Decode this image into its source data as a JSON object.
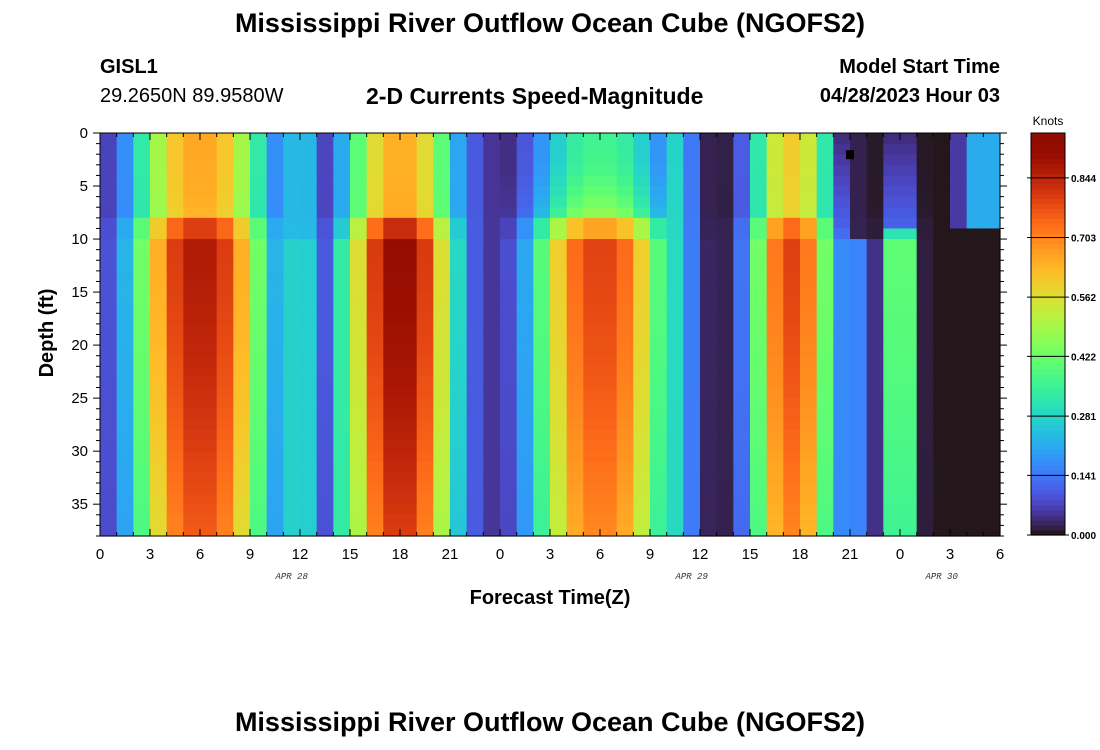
{
  "header": {
    "title": "Mississippi River Outflow Ocean Cube (NGOFS2)",
    "station": "GISL1",
    "coords": "29.2650N  89.9580W",
    "variable": "2-D Currents Speed-Magnitude",
    "model_start_label": "Model Start Time",
    "model_start_value": "04/28/2023 Hour 03"
  },
  "footer": {
    "title": "Mississippi River Outflow Ocean Cube (NGOFS2)"
  },
  "chart_data": {
    "type": "heatmap",
    "title": "2-D Currents Speed-Magnitude",
    "xlabel": "Forecast Time(Z)",
    "ylabel": "Depth (ft)",
    "x_range_hours": [
      0,
      54
    ],
    "y_range_ft": [
      0,
      38
    ],
    "y_inverted": true,
    "x_ticks": [
      "0",
      "3",
      "6",
      "9",
      "12",
      "15",
      "18",
      "21",
      "0",
      "3",
      "6",
      "9",
      "12",
      "15",
      "18",
      "21",
      "0",
      "3",
      "6"
    ],
    "y_ticks": [
      "0",
      "5",
      "10",
      "15",
      "20",
      "25",
      "30",
      "35"
    ],
    "date_labels": [
      {
        "label": "APR 28",
        "hour": 11.5
      },
      {
        "label": "APR 29",
        "hour": 35.5
      },
      {
        "label": "APR 30",
        "hour": 50.5
      }
    ],
    "colorbar": {
      "title": "Knots",
      "ticks": [
        "0.000",
        "0.141",
        "0.281",
        "0.422",
        "0.562",
        "0.703",
        "0.844"
      ],
      "tick_values": [
        0,
        0.141,
        0.281,
        0.422,
        0.562,
        0.703,
        0.844
      ],
      "range": [
        0,
        0.95
      ],
      "colormap": "turbo"
    },
    "field_model": {
      "grid_cols": 54,
      "grid_rows": 38,
      "surface_depth_ft": 10,
      "pulses": [
        {
          "peak_hour": 6,
          "width_hours": 4.0,
          "bottom_peak": 0.87,
          "surface_peak": 0.66
        },
        {
          "peak_hour": 18,
          "width_hours": 3.3,
          "bottom_peak": 0.92,
          "surface_peak": 0.65
        },
        {
          "peak_hour": 30,
          "width_hours": 4.0,
          "bottom_peak": 0.8,
          "surface_peak": 0.36
        },
        {
          "peak_hour": 41.5,
          "width_hours": 2.4,
          "bottom_peak": 0.8,
          "surface_peak": 0.6
        },
        {
          "peak_hour": 48,
          "width_hours": 0.9,
          "bottom_peak": 0.5,
          "surface_peak": 0.12
        }
      ],
      "gap_hours": [
        12,
        15,
        22.5,
        34.5,
        45
      ],
      "gap_depth_values": [
        {
          "hour": 12,
          "surface": 0.3,
          "bottom": 0.35
        },
        {
          "hour": 15,
          "surface": 0.25,
          "bottom": 0.4
        },
        {
          "hour": 22.5,
          "surface": 0.1,
          "bottom": 0.1
        },
        {
          "hour": 34.5,
          "surface": 0.3,
          "bottom": 0.3
        },
        {
          "hour": 45,
          "surface": 0.02,
          "bottom": 0.2
        }
      ],
      "notes_marker": {
        "hour": 45,
        "depth_ft": 2
      }
    }
  }
}
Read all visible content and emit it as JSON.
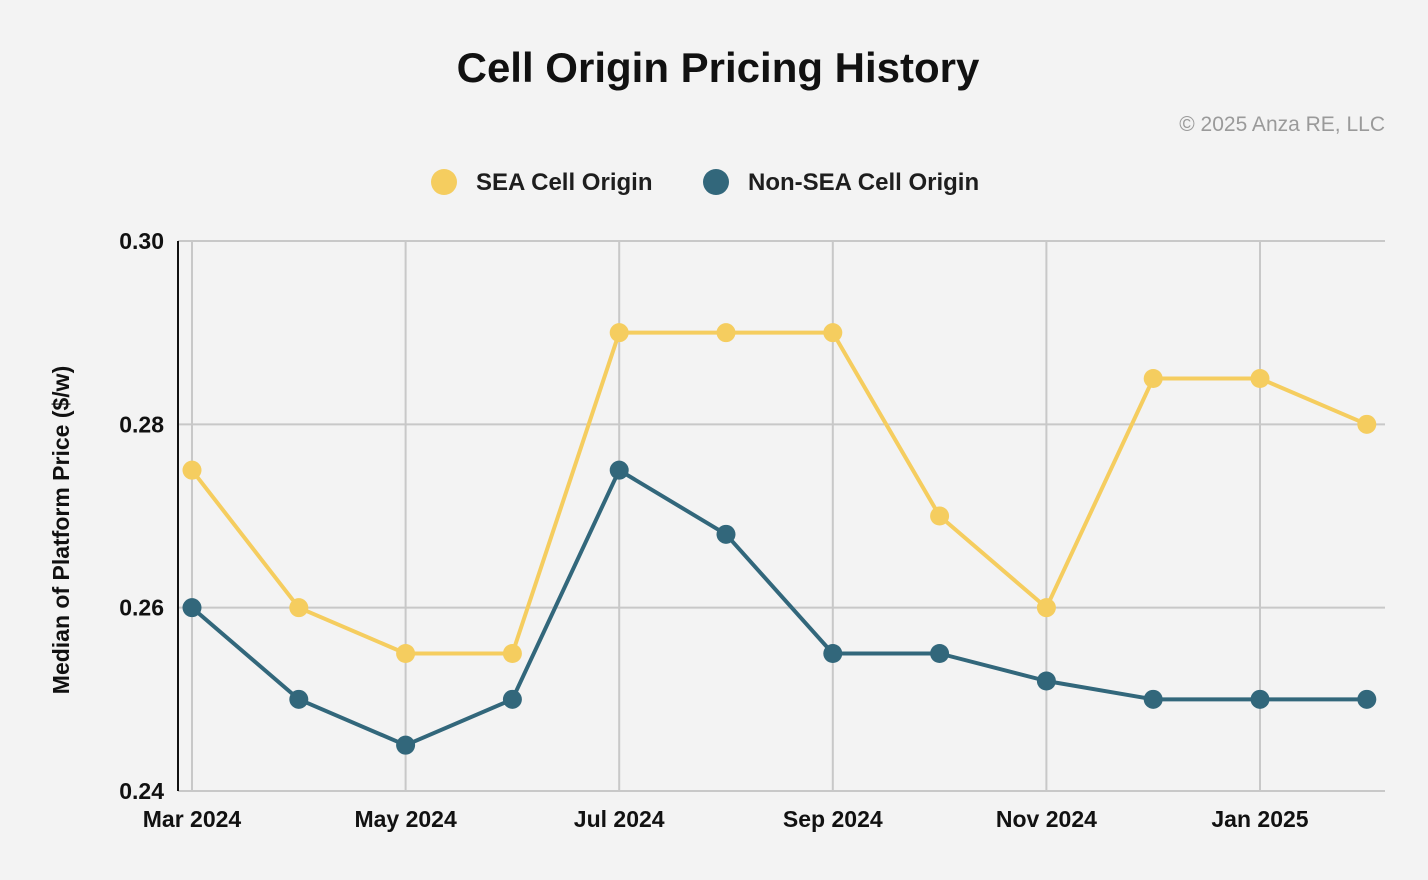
{
  "chart_data": {
    "type": "line",
    "title": "Cell Origin Pricing History",
    "copyright": "© 2025 Anza RE, LLC",
    "xlabel": "",
    "ylabel": "Median of Platform Price ($/w)",
    "ylim": [
      0.24,
      0.3
    ],
    "yticks": [
      0.24,
      0.26,
      0.28,
      0.3
    ],
    "ytick_labels": [
      "0.24",
      "0.26",
      "0.28",
      "0.30"
    ],
    "grid": true,
    "legend_position": "top-center",
    "categories": [
      "Mar 2024",
      "Apr 2024",
      "May 2024",
      "Jun 2024",
      "Jul 2024",
      "Aug 2024",
      "Sep 2024",
      "Oct 2024",
      "Nov 2024",
      "Dec 2024",
      "Jan 2025",
      "Feb 2025"
    ],
    "x_tick_labels": [
      "Mar 2024",
      "May 2024",
      "Jul 2024",
      "Sep 2024",
      "Nov 2024",
      "Jan 2025"
    ],
    "series": [
      {
        "name": "SEA Cell Origin",
        "color": "#f5cd5f",
        "values": [
          0.275,
          0.26,
          0.255,
          0.255,
          0.29,
          0.29,
          0.29,
          0.27,
          0.26,
          0.285,
          0.285,
          0.28
        ]
      },
      {
        "name": "Non-SEA Cell Origin",
        "color": "#32677b",
        "values": [
          0.26,
          0.25,
          0.245,
          0.25,
          0.275,
          0.268,
          0.255,
          0.255,
          0.252,
          0.25,
          0.25,
          0.25
        ]
      }
    ]
  }
}
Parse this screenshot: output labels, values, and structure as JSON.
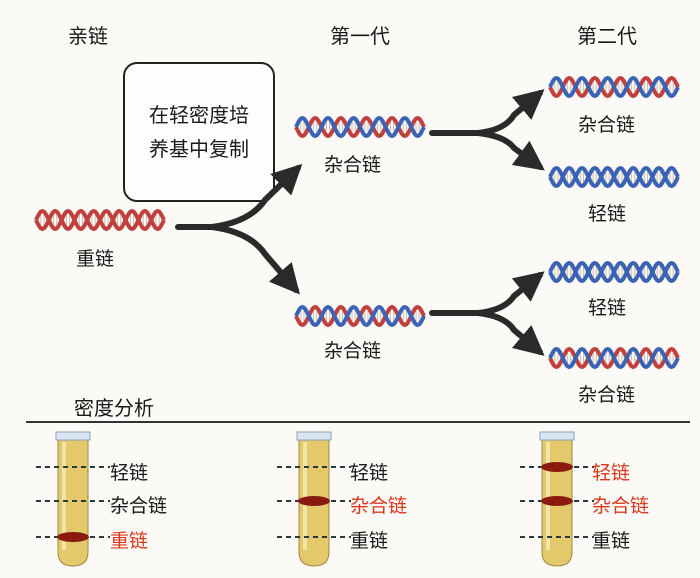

## TASK PROMPT
Retype, word for word, only the lines from the line with "Read all visible content and emit it as JSON." to the final line of the listing above; the pictures do not belong in the copy.

## EXERCISE RESULT
Read all visible content and emit it as JSON.
{
  "chart_data": {
    "type": "line",
    "title": "Cell Origin Pricing History",
    "copyright": "© 2025 Anza RE, LLC",
    "xlabel": "",
    "ylabel": "Median of Platform Price ($/w)",
    "ylim": [
      0.24,
      0.3
    ],
    "yticks": [
      0.24,
      0.26,
      0.28,
      0.3
    ],
    "ytick_labels": [
      "0.24",
      "0.26",
      "0.28",
      "0.30"
    ],
    "grid": true,
    "legend_position": "top-center",
    "categories": [
      "Mar 2024",
      "Apr 2024",
      "May 2024",
      "Jun 2024",
      "Jul 2024",
      "Aug 2024",
      "Sep 2024",
      "Oct 2024",
      "Nov 2024",
      "Dec 2024",
      "Jan 2025",
      "Feb 2025"
    ],
    "x_tick_labels": [
      "Mar 2024",
      "May 2024",
      "Jul 2024",
      "Sep 2024",
      "Nov 2024",
      "Jan 2025"
    ],
    "series": [
      {
        "name": "SEA Cell Origin",
        "color": "#f5cd5f",
        "values": [
          0.275,
          0.26,
          0.255,
          0.255,
          0.29,
          0.29,
          0.29,
          0.27,
          0.26,
          0.285,
          0.285,
          0.28
        ]
      },
      {
        "name": "Non-SEA Cell Origin",
        "color": "#32677b",
        "values": [
          0.26,
          0.25,
          0.245,
          0.25,
          0.275,
          0.268,
          0.255,
          0.255,
          0.252,
          0.25,
          0.25,
          0.25
        ]
      }
    ]
  }
}
Parse this screenshot: output labels, values, and structure as JSON.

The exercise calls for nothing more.